• What to do
Extract each line of the data and write it out again exactly.

(Records about charts and figures)
[start]

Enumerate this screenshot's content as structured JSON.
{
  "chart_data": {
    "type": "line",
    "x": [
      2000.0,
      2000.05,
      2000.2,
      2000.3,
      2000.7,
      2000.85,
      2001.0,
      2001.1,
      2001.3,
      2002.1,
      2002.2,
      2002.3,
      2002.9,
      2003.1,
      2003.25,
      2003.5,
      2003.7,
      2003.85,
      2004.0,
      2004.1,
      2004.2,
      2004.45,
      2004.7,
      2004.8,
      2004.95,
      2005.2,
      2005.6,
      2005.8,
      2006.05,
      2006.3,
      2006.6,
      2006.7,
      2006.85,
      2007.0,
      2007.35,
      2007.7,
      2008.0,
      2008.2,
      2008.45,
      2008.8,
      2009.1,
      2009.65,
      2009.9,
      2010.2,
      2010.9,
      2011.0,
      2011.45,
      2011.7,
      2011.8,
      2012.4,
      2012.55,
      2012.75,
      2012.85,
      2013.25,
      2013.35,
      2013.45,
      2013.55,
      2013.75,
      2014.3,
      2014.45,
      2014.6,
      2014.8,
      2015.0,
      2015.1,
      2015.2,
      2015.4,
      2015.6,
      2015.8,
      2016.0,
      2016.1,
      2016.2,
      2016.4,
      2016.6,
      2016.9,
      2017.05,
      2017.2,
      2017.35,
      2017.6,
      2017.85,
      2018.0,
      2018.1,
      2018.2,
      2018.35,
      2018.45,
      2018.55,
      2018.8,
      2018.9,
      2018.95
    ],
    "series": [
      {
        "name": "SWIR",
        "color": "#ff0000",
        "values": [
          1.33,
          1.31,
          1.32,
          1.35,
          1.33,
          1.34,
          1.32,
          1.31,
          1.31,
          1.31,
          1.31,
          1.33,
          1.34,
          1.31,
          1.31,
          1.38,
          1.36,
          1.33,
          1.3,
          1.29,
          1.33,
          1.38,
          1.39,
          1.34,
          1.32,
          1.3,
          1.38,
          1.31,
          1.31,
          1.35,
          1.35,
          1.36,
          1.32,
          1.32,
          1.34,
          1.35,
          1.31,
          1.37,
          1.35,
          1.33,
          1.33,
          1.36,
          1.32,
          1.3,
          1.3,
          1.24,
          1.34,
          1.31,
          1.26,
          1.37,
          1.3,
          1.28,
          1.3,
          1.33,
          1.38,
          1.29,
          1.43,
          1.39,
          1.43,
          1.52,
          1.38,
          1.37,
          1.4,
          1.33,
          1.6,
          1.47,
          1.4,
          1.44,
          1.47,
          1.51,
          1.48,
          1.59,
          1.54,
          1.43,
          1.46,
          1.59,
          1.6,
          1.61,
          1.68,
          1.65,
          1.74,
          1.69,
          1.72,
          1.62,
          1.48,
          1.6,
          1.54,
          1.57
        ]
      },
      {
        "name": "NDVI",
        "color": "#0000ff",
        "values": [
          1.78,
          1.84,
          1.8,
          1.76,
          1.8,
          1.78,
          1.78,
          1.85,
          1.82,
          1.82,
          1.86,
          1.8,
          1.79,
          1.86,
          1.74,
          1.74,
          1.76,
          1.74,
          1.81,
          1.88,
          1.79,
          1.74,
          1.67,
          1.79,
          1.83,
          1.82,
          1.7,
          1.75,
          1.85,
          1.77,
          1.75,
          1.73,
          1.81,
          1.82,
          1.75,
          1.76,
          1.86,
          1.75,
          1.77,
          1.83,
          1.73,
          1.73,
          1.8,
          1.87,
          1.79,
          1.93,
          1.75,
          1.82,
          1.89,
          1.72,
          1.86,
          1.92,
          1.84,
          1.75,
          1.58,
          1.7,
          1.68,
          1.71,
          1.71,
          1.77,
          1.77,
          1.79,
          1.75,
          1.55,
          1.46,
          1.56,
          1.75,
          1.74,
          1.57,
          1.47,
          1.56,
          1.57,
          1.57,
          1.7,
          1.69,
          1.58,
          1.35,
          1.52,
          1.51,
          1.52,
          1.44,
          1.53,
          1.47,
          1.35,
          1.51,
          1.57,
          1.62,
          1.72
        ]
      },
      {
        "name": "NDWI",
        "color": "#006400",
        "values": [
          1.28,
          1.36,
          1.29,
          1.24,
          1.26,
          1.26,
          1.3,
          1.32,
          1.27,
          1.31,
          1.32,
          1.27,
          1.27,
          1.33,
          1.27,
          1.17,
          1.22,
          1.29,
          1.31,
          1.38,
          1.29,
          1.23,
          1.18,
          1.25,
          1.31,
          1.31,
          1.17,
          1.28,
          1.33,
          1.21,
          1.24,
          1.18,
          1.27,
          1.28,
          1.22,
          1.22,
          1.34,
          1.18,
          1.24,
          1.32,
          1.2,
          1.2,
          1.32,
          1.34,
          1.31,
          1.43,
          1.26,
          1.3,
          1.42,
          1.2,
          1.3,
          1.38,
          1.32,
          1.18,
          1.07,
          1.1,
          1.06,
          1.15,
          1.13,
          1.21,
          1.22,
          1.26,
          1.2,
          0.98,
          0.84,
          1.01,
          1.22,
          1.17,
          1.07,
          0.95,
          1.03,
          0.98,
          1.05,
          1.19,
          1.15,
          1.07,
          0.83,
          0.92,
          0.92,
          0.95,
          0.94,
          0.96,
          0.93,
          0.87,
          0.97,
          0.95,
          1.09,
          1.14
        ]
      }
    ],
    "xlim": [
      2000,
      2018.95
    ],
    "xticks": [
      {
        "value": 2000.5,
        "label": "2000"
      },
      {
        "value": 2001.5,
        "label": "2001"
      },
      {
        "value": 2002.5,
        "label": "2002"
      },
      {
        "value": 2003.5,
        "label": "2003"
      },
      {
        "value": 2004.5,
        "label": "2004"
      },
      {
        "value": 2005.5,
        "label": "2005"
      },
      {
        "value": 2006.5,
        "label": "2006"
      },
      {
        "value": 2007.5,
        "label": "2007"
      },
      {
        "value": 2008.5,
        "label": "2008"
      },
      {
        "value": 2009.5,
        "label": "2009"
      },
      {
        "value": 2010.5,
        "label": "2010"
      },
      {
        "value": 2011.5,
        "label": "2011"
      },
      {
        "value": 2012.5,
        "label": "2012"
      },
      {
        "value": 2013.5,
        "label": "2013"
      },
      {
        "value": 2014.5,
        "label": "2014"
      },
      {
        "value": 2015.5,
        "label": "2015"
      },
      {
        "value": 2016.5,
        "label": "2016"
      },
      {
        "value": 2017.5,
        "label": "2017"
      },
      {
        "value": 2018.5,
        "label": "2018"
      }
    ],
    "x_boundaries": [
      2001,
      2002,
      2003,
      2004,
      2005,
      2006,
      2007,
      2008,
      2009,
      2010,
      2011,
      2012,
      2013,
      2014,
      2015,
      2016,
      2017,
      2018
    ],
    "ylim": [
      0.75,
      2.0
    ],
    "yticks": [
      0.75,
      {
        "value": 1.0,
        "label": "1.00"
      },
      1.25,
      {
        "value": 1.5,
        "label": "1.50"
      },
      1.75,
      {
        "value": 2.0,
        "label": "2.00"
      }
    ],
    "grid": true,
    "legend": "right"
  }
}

[end]

• Solved exercise
Enumerate this screenshot's content as structured JSON.
{
  "chart_data": {
    "type": "line",
    "x": [
      2000.0,
      2000.05,
      2000.2,
      2000.3,
      2000.7,
      2000.85,
      2001.0,
      2001.1,
      2001.3,
      2002.1,
      2002.2,
      2002.3,
      2002.9,
      2003.1,
      2003.25,
      2003.5,
      2003.7,
      2003.85,
      2004.0,
      2004.1,
      2004.2,
      2004.45,
      2004.7,
      2004.8,
      2004.95,
      2005.2,
      2005.6,
      2005.8,
      2006.05,
      2006.3,
      2006.6,
      2006.7,
      2006.85,
      2007.0,
      2007.35,
      2007.7,
      2008.0,
      2008.2,
      2008.45,
      2008.8,
      2009.1,
      2009.65,
      2009.9,
      2010.2,
      2010.9,
      2011.0,
      2011.45,
      2011.7,
      2011.8,
      2012.4,
      2012.55,
      2012.75,
      2012.85,
      2013.25,
      2013.35,
      2013.45,
      2013.55,
      2013.75,
      2014.3,
      2014.45,
      2014.6,
      2014.8,
      2015.0,
      2015.1,
      2015.2,
      2015.4,
      2015.6,
      2015.8,
      2016.0,
      2016.1,
      2016.2,
      2016.4,
      2016.6,
      2016.9,
      2017.05,
      2017.2,
      2017.35,
      2017.6,
      2017.85,
      2018.0,
      2018.1,
      2018.2,
      2018.35,
      2018.45,
      2018.55,
      2018.8,
      2018.9,
      2018.95
    ],
    "series": [
      {
        "name": "SWIR",
        "color": "#ff0000",
        "values": [
          1.33,
          1.31,
          1.32,
          1.35,
          1.33,
          1.34,
          1.32,
          1.31,
          1.31,
          1.31,
          1.31,
          1.33,
          1.34,
          1.31,
          1.31,
          1.38,
          1.36,
          1.33,
          1.3,
          1.29,
          1.33,
          1.38,
          1.39,
          1.34,
          1.32,
          1.3,
          1.38,
          1.31,
          1.31,
          1.35,
          1.35,
          1.36,
          1.32,
          1.32,
          1.34,
          1.35,
          1.31,
          1.37,
          1.35,
          1.33,
          1.33,
          1.36,
          1.32,
          1.3,
          1.3,
          1.24,
          1.34,
          1.31,
          1.26,
          1.37,
          1.3,
          1.28,
          1.3,
          1.33,
          1.38,
          1.29,
          1.43,
          1.39,
          1.43,
          1.52,
          1.38,
          1.37,
          1.4,
          1.33,
          1.6,
          1.47,
          1.4,
          1.44,
          1.47,
          1.51,
          1.48,
          1.59,
          1.54,
          1.43,
          1.46,
          1.59,
          1.6,
          1.61,
          1.68,
          1.65,
          1.74,
          1.69,
          1.72,
          1.62,
          1.48,
          1.6,
          1.54,
          1.57
        ]
      },
      {
        "name": "NDVI",
        "color": "#0000ff",
        "values": [
          1.78,
          1.84,
          1.8,
          1.76,
          1.8,
          1.78,
          1.78,
          1.85,
          1.82,
          1.82,
          1.86,
          1.8,
          1.79,
          1.86,
          1.74,
          1.74,
          1.76,
          1.74,
          1.81,
          1.88,
          1.79,
          1.74,
          1.67,
          1.79,
          1.83,
          1.82,
          1.7,
          1.75,
          1.85,
          1.77,
          1.75,
          1.73,
          1.81,
          1.82,
          1.75,
          1.76,
          1.86,
          1.75,
          1.77,
          1.83,
          1.73,
          1.73,
          1.8,
          1.87,
          1.79,
          1.93,
          1.75,
          1.82,
          1.89,
          1.72,
          1.86,
          1.92,
          1.84,
          1.75,
          1.58,
          1.7,
          1.68,
          1.71,
          1.71,
          1.77,
          1.77,
          1.79,
          1.75,
          1.55,
          1.46,
          1.56,
          1.75,
          1.74,
          1.57,
          1.47,
          1.56,
          1.57,
          1.57,
          1.7,
          1.69,
          1.58,
          1.35,
          1.52,
          1.51,
          1.52,
          1.44,
          1.53,
          1.47,
          1.35,
          1.51,
          1.57,
          1.62,
          1.72
        ]
      },
      {
        "name": "NDWI",
        "color": "#006400",
        "values": [
          1.28,
          1.36,
          1.29,
          1.24,
          1.26,
          1.26,
          1.3,
          1.32,
          1.27,
          1.31,
          1.32,
          1.27,
          1.27,
          1.33,
          1.27,
          1.17,
          1.22,
          1.29,
          1.31,
          1.38,
          1.29,
          1.23,
          1.18,
          1.25,
          1.31,
          1.31,
          1.17,
          1.28,
          1.33,
          1.21,
          1.24,
          1.18,
          1.27,
          1.28,
          1.22,
          1.22,
          1.34,
          1.18,
          1.24,
          1.32,
          1.2,
          1.2,
          1.32,
          1.34,
          1.31,
          1.43,
          1.26,
          1.3,
          1.42,
          1.2,
          1.3,
          1.38,
          1.32,
          1.18,
          1.07,
          1.1,
          1.06,
          1.15,
          1.13,
          1.21,
          1.22,
          1.26,
          1.2,
          0.98,
          0.84,
          1.01,
          1.22,
          1.17,
          1.07,
          0.95,
          1.03,
          0.98,
          1.05,
          1.19,
          1.15,
          1.07,
          0.83,
          0.92,
          0.92,
          0.95,
          0.94,
          0.96,
          0.93,
          0.87,
          0.97,
          0.95,
          1.09,
          1.14
        ]
      }
    ],
    "xlim": [
      2000,
      2018.95
    ],
    "xticks": [
      {
        "value": 2000.5,
        "label": "2000"
      },
      {
        "value": 2001.5,
        "label": "2001"
      },
      {
        "value": 2002.5,
        "label": "2002"
      },
      {
        "value": 2003.5,
        "label": "2003"
      },
      {
        "value": 2004.5,
        "label": "2004"
      },
      {
        "value": 2005.5,
        "label": "2005"
      },
      {
        "value": 2006.5,
        "label": "2006"
      },
      {
        "value": 2007.5,
        "label": "2007"
      },
      {
        "value": 2008.5,
        "label": "2008"
      },
      {
        "value": 2009.5,
        "label": "2009"
      },
      {
        "value": 2010.5,
        "label": "2010"
      },
      {
        "value": 2011.5,
        "label": "2011"
      },
      {
        "value": 2012.5,
        "label": "2012"
      },
      {
        "value": 2013.5,
        "label": "2013"
      },
      {
        "value": 2014.5,
        "label": "2014"
      },
      {
        "value": 2015.5,
        "label": "2015"
      },
      {
        "value": 2016.5,
        "label": "2016"
      },
      {
        "value": 2017.5,
        "label": "2017"
      },
      {
        "value": 2018.5,
        "label": "2018"
      }
    ],
    "x_boundaries": [
      2001,
      2002,
      2003,
      2004,
      2005,
      2006,
      2007,
      2008,
      2009,
      2010,
      2011,
      2012,
      2013,
      2014,
      2015,
      2016,
      2017,
      2018
    ],
    "ylim": [
      0.75,
      2.0
    ],
    "yticks": [
      0.75,
      {
        "value": 1.0,
        "label": "1.00"
      },
      1.25,
      {
        "value": 1.5,
        "label": "1.50"
      },
      1.75,
      {
        "value": 2.0,
        "label": "2.00"
      }
    ],
    "grid": true,
    "legend": "right"
  }
}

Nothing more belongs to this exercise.